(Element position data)
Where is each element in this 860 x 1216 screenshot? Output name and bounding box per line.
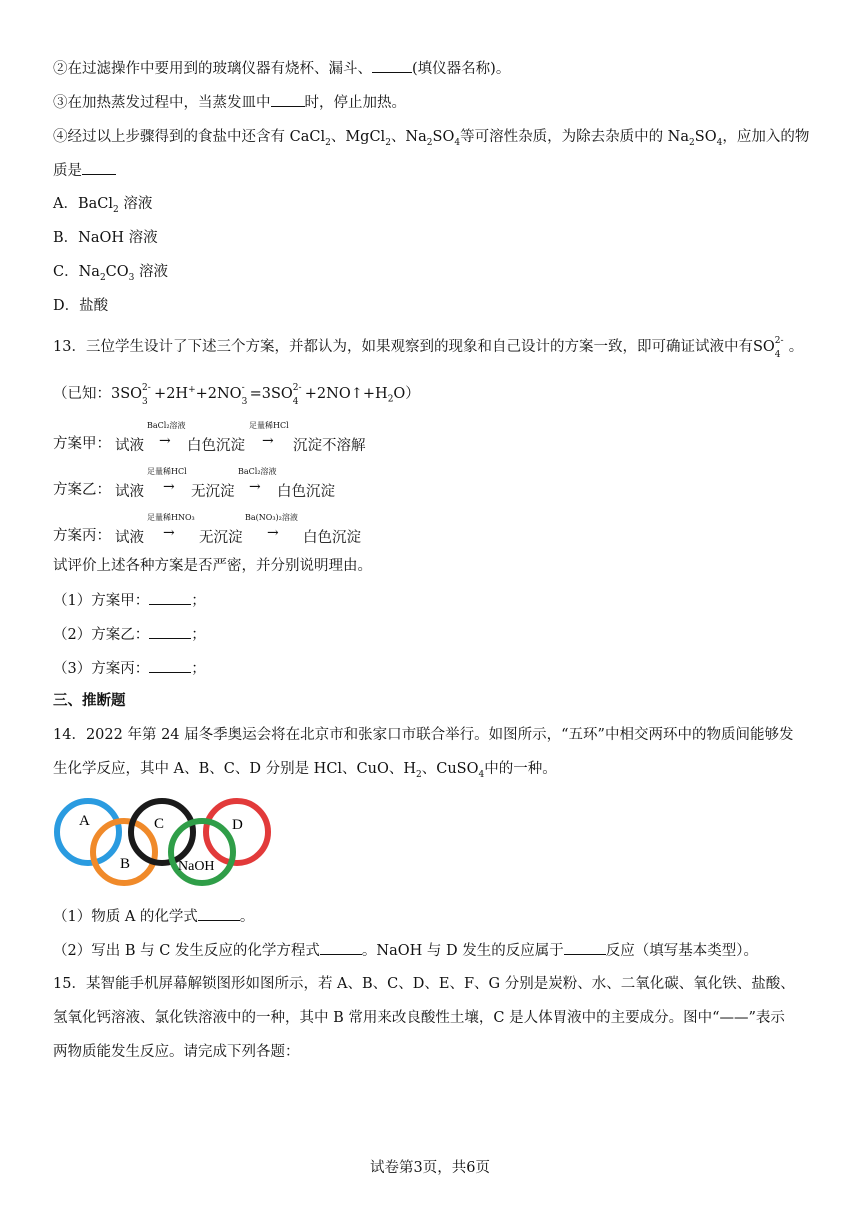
- q12-step4-part: SO: [432, 129, 455, 145]
- q13-part3-label: （3）方案丙：: [53, 661, 150, 677]
- q12-step2: [53, 58, 510, 79]
- q12-step4-part: SO: [694, 129, 717, 145]
- charge-stack: [292, 382, 305, 407]
- subscript: 2: [387, 394, 394, 405]
- ring-c: [131, 801, 193, 863]
- arrow-icon: →: [262, 433, 274, 449]
- arrow-icon: →: [163, 525, 175, 541]
- q14-line2-part: 中的一种。: [484, 761, 557, 777]
- q13-part1-label: （1）方案甲：: [53, 593, 150, 609]
- subscript: 3: [241, 396, 248, 407]
- subscript: 4: [454, 137, 461, 148]
- charge-stack: [241, 382, 250, 407]
- scheme-middle: 白色沉淀: [187, 438, 245, 454]
- q14-part1: [53, 906, 254, 927]
- subscript: 2: [325, 137, 331, 148]
- q12-step4-part: 、Na: [390, 129, 427, 145]
- q14-part2: [53, 940, 758, 961]
- q14-part2-label: （2）写出 B 与 C 发生反应的化学方程式: [53, 943, 320, 959]
- answer-blank[interactable]: [149, 590, 191, 605]
- option-d-text: D．盐酸: [53, 298, 109, 314]
- q13-part2-tail: ；: [191, 627, 206, 643]
- option-c-text-end: 溶液: [134, 264, 168, 280]
- q15-line3: 两物质能发生反应。请完成下列各题：: [53, 1044, 300, 1060]
- scheme-yi: [53, 466, 453, 500]
- subscript: 4: [774, 350, 781, 360]
- q13-stem-end: 。: [788, 339, 804, 355]
- q13-evaluate: [53, 556, 372, 576]
- q13-known-equation: [53, 380, 420, 410]
- subscript: 2: [385, 137, 391, 148]
- superscript: +: [188, 385, 196, 395]
- arrow-icon: →: [249, 479, 261, 495]
- subscript: 2: [416, 769, 422, 780]
- q15-line2: 氢氧化钙溶液、氯化铁溶液中的一种，其中 B 常用来改良酸性土壤，C 是人体胃液中的主要成分。图中“——”表示: [53, 1010, 785, 1026]
- option-b[interactable]: [53, 228, 158, 248]
- subscript: 2: [426, 137, 433, 148]
- q12-step2-text: ②在过滤操作中要用到的玻璃仪器有烧杯、漏斗、: [53, 61, 372, 77]
- q12-step3-text-end: 时，停止加热。: [304, 95, 406, 111]
- scheme-bing: [53, 512, 473, 546]
- scheme-jia: [53, 420, 453, 454]
- q14-line2: [53, 759, 557, 785]
- scheme-start: 试液: [115, 484, 144, 500]
- arrow-icon: →: [163, 479, 175, 495]
- arrow-icon: →: [159, 433, 171, 449]
- subscript: 3: [128, 272, 135, 283]
- scheme-end: 白色沉淀: [277, 484, 335, 500]
- arrow-icon: →: [267, 525, 279, 541]
- q12-step4-line2-text: 质是: [53, 163, 82, 179]
- ring-label-b: B: [120, 856, 131, 872]
- ring-label-c: C: [154, 816, 165, 832]
- q12-step3-text: ③在加热蒸发过程中，当蒸发皿中: [53, 95, 271, 111]
- answer-blank[interactable]: [198, 906, 240, 921]
- scheme-reagent-1: BaCl₂溶液: [147, 421, 186, 430]
- scheme-middle: 无沉淀: [199, 530, 243, 546]
- equation-part: =3SO: [249, 385, 293, 402]
- subscript: 4: [478, 769, 485, 780]
- scheme-end: 沉淀不溶解: [293, 438, 366, 454]
- scheme-end: 白色沉淀: [303, 530, 361, 546]
- q12-step3: [53, 92, 406, 113]
- scheme-start: 试液: [115, 438, 144, 454]
- scheme-middle: 无沉淀: [191, 484, 235, 500]
- q13-part2-label: （2）方案乙：: [53, 627, 150, 643]
- q14-part1-tail: 。: [239, 909, 255, 925]
- scheme-label: 方案丙：: [53, 528, 111, 544]
- ring-label-d: D: [232, 817, 243, 833]
- subscript: 4: [292, 396, 299, 407]
- q13-part1-tail: ；: [191, 593, 206, 609]
- q13-part1: [53, 590, 206, 611]
- ring-a: [57, 801, 119, 863]
- option-b-text: B．NaOH 溶液: [53, 230, 158, 246]
- answer-blank[interactable]: [149, 658, 191, 673]
- scheme-reagent-2: BaCl₂溶液: [238, 467, 277, 476]
- subscript: 4: [716, 137, 723, 148]
- answer-blank[interactable]: [271, 92, 305, 107]
- q14-line2-part: 、CuSO: [421, 761, 479, 777]
- q13-evaluate-text: 试评价上述各种方案是否严密，并分别说明理由。: [53, 558, 372, 574]
- q12-step4-part: ④经过以上步骤得到的食盐中还含有 CaCl: [53, 129, 326, 145]
- option-a-text: A．BaCl: [53, 196, 114, 212]
- scheme-start: 试液: [115, 530, 144, 546]
- q14-part2-middle: 。NaOH 与 D 发生的反应属于: [361, 943, 564, 959]
- option-c-text: CO: [105, 264, 129, 280]
- answer-blank[interactable]: [149, 624, 191, 639]
- q13-part3: [53, 658, 206, 679]
- superscript: 2-: [292, 382, 302, 393]
- option-c[interactable]: [53, 262, 168, 288]
- answer-blank[interactable]: [372, 58, 412, 73]
- subscript: 2: [113, 204, 119, 215]
- olympic-rings-diagram: [52, 790, 276, 890]
- option-d[interactable]: [53, 296, 108, 316]
- equation-part: +2NO: [195, 385, 242, 402]
- q12-step2-text-end: (填仪器名称)。: [412, 61, 511, 77]
- superscript: -: [241, 382, 245, 393]
- subscript: 2: [99, 272, 106, 283]
- option-a[interactable]: [53, 194, 152, 220]
- scheme-reagent-2: Ba(NO₃)₂溶液: [245, 513, 298, 522]
- q14-part1-label: （1）物质 A 的化学式: [53, 909, 198, 925]
- q13-part2: [53, 624, 206, 645]
- q13-part3-tail: ；: [191, 661, 206, 677]
- scheme-reagent-1: 足量稀HCl: [147, 467, 187, 476]
- equation-part: O）: [393, 385, 420, 402]
- ring-label-a: A: [79, 813, 90, 829]
- charge-stack: [142, 382, 154, 407]
- q13-stem: [53, 336, 804, 360]
- q14-part2-tail: 反应（填写基本类型）。: [605, 943, 758, 959]
- q12-step4-part: 、MgCl: [330, 129, 386, 145]
- page-footer: 试卷第3页，共6页: [370, 1160, 490, 1176]
- scheme-label: 方案乙：: [53, 482, 111, 498]
- q14-line2-part: 生化学反应，其中 A、B、C、D 分别是 HCl、CuO、H: [53, 761, 417, 777]
- ring-label-naoh: NaOH: [178, 859, 215, 874]
- q12-step4-line2: [53, 160, 116, 181]
- section-heading: 三、推断题: [53, 693, 126, 709]
- subscript: 3: [142, 396, 148, 407]
- scheme-reagent-1: 足量稀HNO₃: [147, 513, 195, 522]
- answer-blank[interactable]: [82, 160, 116, 175]
- option-c-text: C．Na: [53, 264, 100, 280]
- scheme-reagent-2: 足量稀HCl: [249, 421, 289, 430]
- superscript: 2-: [142, 382, 151, 393]
- ring-b: [93, 821, 155, 883]
- equation-part: +2NO↑+H: [304, 385, 388, 402]
- q12-step4: [53, 127, 809, 153]
- sulfate-ion-charges: [774, 336, 789, 360]
- subscript: 2: [689, 137, 695, 148]
- q14-line1: 14．2022 年第 24 届冬季奥运会将在北京市和张家口市联合举行。如图所示，“五环”中相交两环中的物质间能够发: [53, 727, 794, 743]
- equation-part: （已知：3SO: [53, 385, 143, 402]
- answer-blank[interactable]: [564, 940, 606, 955]
- answer-blank[interactable]: [320, 940, 362, 955]
- superscript: 2-: [774, 336, 784, 346]
- scheme-label: 方案甲：: [53, 436, 111, 452]
- q15-line1: 15．某智能手机屏幕解锁图形如图所示，若 A、B、C、D、E、F、G 分别是炭粉、水、二氧化碳、氧化铁、盐酸、: [53, 976, 795, 992]
- q12-step4-part: 等可溶性杂质，为除去杂质中的 Na: [460, 129, 690, 145]
- q13-stem-text: 13．三位学生设计了下述三个方案，并都认为，如果观察到的现象和自己设计的方案一致，即可确证试液中有SO: [53, 339, 775, 355]
- option-a-text-end: 溶液: [118, 196, 153, 212]
- equation-part: +2H: [154, 385, 189, 402]
- q12-step4-part: ，应加入的物: [722, 129, 810, 145]
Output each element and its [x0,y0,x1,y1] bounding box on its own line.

> [Exercise directions]:
Copy the lines verbatim, beginning with the line containing "- q12-step4-part: SO: [432, 129, 455, 145]" and continuing through the line containing "- ring-c: [131, 801, 193, 863]".

> [Solution for this exercise]:
- q12-step4-part: SO: [432, 129, 455, 145]
- q13-part3-label: （3）方案丙：: [53, 661, 150, 677]
- q12-step2: [53, 58, 510, 79]
- q12-step4-part: SO: [694, 129, 717, 145]
- charge-stack: [292, 382, 305, 407]
- subscript: 2: [387, 394, 394, 405]
- ring-c: [131, 801, 193, 863]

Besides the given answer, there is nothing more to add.